The problem:
In the entries below, identify every line with the string "door" and copy it.

Data provided:

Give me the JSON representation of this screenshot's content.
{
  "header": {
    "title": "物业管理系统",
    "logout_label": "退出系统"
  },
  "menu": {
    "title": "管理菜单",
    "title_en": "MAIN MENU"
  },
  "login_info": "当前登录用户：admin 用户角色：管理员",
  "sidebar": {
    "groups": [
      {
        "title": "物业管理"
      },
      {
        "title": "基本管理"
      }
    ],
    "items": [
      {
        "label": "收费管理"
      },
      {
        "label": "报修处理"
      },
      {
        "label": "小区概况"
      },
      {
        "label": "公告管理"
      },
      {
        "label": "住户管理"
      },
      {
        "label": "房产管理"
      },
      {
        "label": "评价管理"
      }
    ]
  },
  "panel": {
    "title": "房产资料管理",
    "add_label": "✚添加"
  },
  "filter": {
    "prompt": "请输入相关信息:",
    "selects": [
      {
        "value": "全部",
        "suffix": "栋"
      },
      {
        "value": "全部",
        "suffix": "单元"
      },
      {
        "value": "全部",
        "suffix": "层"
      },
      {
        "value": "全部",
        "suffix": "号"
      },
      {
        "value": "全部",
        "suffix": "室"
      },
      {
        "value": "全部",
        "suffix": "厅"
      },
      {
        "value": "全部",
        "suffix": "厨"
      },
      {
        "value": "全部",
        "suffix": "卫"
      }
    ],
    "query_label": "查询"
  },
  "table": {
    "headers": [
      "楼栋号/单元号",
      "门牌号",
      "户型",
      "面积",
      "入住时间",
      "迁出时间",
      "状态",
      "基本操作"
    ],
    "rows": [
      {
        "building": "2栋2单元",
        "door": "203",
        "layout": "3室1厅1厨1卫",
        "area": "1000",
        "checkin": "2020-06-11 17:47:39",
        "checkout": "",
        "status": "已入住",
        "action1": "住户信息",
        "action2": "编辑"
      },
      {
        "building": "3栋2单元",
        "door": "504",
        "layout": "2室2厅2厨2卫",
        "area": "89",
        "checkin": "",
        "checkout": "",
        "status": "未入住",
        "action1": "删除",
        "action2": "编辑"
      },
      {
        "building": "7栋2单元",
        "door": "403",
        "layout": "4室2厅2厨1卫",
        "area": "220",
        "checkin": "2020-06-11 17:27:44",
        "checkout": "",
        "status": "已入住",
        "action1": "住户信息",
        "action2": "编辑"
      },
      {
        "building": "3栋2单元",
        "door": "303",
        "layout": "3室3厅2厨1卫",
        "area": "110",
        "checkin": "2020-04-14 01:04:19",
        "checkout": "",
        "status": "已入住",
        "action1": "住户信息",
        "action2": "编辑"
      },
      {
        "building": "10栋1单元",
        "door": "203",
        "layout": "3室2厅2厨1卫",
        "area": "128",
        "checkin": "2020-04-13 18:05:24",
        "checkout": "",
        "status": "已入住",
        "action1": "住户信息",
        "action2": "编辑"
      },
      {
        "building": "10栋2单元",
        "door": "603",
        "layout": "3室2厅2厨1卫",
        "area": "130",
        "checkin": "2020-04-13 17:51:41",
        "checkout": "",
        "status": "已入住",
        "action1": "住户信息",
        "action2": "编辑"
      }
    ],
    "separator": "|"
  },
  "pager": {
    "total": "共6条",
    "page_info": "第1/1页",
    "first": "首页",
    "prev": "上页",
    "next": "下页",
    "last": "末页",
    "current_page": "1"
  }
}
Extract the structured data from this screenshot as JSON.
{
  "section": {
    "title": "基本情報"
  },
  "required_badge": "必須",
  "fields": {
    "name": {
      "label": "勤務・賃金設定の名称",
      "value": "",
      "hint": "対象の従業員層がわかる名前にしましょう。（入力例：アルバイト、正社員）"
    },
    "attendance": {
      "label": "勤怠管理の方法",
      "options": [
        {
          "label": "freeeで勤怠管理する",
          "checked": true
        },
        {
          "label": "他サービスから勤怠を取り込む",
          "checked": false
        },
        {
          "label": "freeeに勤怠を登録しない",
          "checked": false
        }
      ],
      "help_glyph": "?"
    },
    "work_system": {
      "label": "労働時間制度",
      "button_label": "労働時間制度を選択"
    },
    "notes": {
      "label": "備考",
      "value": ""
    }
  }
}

Worked solution:
        "door": "203",
        "door": "504",
        "door": "403",
        "door": "303",
        "door": "203",
        "door": "603",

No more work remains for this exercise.